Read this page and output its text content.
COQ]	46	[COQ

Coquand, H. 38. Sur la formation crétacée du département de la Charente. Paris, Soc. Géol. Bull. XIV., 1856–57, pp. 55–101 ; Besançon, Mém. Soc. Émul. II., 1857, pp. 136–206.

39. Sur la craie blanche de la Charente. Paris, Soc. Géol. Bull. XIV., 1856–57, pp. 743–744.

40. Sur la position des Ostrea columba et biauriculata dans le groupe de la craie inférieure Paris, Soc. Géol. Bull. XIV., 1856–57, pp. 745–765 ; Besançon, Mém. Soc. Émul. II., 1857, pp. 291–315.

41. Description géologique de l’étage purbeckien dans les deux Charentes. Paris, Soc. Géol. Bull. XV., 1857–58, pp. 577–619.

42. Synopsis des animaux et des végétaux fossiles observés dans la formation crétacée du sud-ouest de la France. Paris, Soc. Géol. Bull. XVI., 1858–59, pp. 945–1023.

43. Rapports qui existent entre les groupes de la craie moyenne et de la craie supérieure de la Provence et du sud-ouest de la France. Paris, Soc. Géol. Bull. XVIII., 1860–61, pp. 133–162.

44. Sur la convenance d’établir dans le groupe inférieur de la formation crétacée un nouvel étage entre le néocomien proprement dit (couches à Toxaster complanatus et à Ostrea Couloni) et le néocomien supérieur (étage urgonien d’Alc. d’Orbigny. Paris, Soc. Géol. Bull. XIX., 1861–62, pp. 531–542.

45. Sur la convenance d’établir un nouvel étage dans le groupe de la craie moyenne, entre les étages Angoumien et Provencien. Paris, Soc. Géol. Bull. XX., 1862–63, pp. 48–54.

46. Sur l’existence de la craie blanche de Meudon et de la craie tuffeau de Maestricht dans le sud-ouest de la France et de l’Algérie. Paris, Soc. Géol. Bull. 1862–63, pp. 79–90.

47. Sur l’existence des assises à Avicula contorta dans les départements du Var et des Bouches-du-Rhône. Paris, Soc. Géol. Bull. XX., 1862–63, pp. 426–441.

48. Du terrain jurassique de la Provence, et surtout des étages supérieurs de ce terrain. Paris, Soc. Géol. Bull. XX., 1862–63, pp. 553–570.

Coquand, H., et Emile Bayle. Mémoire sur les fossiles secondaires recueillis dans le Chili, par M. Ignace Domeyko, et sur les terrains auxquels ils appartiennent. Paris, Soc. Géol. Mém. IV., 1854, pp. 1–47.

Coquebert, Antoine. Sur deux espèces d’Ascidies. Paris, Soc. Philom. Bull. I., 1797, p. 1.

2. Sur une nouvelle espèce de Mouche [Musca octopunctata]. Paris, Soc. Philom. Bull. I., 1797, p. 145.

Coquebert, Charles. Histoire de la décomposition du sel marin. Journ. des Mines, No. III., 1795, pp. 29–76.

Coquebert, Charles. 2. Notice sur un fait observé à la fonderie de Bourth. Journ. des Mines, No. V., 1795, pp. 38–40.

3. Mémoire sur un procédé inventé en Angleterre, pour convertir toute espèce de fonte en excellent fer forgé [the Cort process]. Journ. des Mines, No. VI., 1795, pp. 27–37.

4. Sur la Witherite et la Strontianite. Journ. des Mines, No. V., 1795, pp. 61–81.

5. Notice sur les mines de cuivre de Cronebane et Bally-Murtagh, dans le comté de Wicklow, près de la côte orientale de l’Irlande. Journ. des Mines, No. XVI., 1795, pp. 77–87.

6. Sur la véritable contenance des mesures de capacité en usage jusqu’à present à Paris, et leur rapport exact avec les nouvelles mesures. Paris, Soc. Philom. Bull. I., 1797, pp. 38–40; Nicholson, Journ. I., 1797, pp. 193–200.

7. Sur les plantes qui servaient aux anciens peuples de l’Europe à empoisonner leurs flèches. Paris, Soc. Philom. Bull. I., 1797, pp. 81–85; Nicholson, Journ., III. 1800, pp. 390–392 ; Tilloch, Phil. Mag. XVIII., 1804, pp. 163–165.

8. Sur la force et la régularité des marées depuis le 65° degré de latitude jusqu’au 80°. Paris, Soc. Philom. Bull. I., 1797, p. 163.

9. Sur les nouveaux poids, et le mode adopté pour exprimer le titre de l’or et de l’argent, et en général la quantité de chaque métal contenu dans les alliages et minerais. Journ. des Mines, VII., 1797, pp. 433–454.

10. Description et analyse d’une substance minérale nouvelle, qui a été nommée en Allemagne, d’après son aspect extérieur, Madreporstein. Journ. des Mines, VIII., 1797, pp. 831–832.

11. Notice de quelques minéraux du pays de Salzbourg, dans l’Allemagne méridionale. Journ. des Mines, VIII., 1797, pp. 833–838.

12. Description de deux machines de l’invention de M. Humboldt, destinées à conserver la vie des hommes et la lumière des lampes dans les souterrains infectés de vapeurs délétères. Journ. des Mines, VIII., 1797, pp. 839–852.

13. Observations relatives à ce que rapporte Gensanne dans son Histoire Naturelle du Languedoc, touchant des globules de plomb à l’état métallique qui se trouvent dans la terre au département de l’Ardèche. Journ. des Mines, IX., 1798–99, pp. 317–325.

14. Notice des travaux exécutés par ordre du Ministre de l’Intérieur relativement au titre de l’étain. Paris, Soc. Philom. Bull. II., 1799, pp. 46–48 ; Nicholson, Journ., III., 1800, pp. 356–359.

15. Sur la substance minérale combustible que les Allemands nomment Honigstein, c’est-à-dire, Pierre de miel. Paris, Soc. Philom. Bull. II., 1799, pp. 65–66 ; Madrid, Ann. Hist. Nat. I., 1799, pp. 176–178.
^^^^
- [Exercise]: In the entries above, find each line with the word "formation" and show it.

- [Completed exercise]:
Coquand, H. 38. Sur la formation crétacée du département de la Charente. Paris, Soc. Géol. Bull. XIV., 1856–57, pp. 55–101 ; Besançon, Mém. Soc. Émul. II., 1857, pp. 136–206.
42. Synopsis des animaux et des végétaux fossiles observés dans la formation crétacée du sud-ouest de la France. Paris, Soc. Géol. Bull. XVI., 1858–59, pp. 945–1023.
44. Sur la convenance d’établir dans le groupe inférieur de la formation crétacée un nouvel étage entre le néocomien proprement dit (couches à Toxaster complanatus et à Ostrea Couloni) et le néocomien supérieur (étage urgonien d’Alc. d’Orbigny. Paris, Soc. Géol. Bull. XIX., 1861–62, pp. 531–542.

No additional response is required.